_TASK OBJECTIVE:_ Each line that holds the word "номинальной" counts once. Give the total number of such lines and nothing else.

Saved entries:

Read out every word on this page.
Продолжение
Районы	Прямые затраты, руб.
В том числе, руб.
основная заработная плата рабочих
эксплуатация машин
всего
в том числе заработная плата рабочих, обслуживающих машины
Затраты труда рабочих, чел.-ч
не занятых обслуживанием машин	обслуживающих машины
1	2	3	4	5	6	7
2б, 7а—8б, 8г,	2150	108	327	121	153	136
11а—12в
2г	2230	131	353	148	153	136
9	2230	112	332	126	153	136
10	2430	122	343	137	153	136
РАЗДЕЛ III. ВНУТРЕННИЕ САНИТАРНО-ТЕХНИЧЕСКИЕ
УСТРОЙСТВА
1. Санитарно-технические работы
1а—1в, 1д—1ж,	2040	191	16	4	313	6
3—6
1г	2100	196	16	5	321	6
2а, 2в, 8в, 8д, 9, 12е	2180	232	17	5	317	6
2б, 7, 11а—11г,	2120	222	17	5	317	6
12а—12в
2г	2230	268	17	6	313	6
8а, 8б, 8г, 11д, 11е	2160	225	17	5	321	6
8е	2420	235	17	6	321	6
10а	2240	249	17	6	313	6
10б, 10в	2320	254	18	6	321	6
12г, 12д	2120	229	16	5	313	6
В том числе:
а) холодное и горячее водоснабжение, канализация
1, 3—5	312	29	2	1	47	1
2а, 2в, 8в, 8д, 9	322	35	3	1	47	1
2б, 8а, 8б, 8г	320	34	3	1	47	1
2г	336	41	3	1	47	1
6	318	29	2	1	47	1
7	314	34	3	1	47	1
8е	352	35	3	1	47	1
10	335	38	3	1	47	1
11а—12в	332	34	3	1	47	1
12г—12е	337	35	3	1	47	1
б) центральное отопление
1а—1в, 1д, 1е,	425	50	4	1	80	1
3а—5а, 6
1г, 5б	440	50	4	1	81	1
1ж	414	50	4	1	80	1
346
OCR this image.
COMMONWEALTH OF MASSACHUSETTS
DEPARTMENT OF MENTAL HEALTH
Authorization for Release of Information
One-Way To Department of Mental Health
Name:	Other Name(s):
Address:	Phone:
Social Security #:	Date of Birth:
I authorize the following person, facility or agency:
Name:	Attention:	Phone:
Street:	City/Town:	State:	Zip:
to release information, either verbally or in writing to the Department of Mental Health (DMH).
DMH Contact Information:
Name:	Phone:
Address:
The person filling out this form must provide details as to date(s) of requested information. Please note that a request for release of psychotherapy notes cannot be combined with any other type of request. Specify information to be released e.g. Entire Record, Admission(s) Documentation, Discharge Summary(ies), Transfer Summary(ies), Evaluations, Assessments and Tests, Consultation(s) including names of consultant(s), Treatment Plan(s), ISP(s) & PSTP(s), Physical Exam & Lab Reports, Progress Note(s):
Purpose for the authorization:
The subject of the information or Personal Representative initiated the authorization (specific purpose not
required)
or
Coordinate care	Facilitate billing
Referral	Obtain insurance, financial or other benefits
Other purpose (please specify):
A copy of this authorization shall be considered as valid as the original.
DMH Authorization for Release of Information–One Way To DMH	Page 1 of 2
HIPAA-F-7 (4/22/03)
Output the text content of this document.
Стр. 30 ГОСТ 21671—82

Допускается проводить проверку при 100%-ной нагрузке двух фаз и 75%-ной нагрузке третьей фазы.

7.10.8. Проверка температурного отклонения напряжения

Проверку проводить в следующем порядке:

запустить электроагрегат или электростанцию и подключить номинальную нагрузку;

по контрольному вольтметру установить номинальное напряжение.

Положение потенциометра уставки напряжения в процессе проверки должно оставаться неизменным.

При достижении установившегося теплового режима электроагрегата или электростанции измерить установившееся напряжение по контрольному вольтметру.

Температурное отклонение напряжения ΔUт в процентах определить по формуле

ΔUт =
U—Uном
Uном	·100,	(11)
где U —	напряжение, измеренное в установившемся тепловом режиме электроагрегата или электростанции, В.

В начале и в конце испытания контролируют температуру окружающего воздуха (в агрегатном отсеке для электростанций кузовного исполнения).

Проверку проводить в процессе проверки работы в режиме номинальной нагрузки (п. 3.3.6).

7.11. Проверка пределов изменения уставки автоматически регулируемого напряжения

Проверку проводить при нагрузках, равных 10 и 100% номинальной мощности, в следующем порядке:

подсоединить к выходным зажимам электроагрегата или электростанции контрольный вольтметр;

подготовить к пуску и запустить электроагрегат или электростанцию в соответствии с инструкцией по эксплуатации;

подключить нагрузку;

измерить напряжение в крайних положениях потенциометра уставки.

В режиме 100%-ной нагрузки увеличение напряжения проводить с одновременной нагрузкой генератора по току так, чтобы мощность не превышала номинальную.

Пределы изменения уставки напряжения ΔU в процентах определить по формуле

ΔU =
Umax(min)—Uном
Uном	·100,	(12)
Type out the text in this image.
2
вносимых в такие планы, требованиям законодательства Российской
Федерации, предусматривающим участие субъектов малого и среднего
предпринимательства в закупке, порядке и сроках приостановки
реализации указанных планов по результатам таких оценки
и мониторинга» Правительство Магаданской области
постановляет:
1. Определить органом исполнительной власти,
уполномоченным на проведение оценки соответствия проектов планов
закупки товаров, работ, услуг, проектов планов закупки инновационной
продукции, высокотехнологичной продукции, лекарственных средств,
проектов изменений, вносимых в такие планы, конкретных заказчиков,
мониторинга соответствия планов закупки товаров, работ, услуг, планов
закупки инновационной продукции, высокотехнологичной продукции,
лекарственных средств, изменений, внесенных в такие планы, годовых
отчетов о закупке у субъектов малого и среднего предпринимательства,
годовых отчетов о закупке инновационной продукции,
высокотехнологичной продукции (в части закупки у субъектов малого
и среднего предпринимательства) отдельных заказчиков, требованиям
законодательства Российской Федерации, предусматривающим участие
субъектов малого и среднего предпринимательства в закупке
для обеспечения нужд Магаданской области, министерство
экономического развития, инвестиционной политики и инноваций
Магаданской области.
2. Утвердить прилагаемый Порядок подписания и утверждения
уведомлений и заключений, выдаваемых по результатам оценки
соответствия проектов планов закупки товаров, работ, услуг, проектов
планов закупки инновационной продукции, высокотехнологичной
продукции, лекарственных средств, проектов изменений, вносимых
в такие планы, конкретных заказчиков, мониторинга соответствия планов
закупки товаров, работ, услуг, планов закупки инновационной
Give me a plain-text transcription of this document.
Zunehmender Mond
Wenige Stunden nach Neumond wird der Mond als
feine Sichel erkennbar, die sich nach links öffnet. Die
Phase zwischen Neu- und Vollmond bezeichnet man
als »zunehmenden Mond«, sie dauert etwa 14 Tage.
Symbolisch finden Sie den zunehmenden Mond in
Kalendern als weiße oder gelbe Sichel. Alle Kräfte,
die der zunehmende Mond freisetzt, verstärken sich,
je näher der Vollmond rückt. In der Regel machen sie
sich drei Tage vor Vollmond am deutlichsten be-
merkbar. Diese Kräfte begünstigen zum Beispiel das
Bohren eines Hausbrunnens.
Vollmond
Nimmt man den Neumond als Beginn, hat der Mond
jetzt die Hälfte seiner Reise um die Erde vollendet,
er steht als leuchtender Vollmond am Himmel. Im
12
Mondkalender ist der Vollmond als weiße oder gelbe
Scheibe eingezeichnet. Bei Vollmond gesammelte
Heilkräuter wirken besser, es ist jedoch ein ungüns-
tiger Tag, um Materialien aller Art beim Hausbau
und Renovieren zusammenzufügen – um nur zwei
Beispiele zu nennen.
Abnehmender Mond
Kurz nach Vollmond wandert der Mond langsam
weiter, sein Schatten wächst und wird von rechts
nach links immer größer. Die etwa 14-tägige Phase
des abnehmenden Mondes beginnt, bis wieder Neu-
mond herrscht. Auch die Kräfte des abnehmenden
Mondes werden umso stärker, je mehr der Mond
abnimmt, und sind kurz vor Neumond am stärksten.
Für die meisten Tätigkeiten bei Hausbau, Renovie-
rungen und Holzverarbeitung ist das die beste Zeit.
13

_TASK OUTPUT:_ 2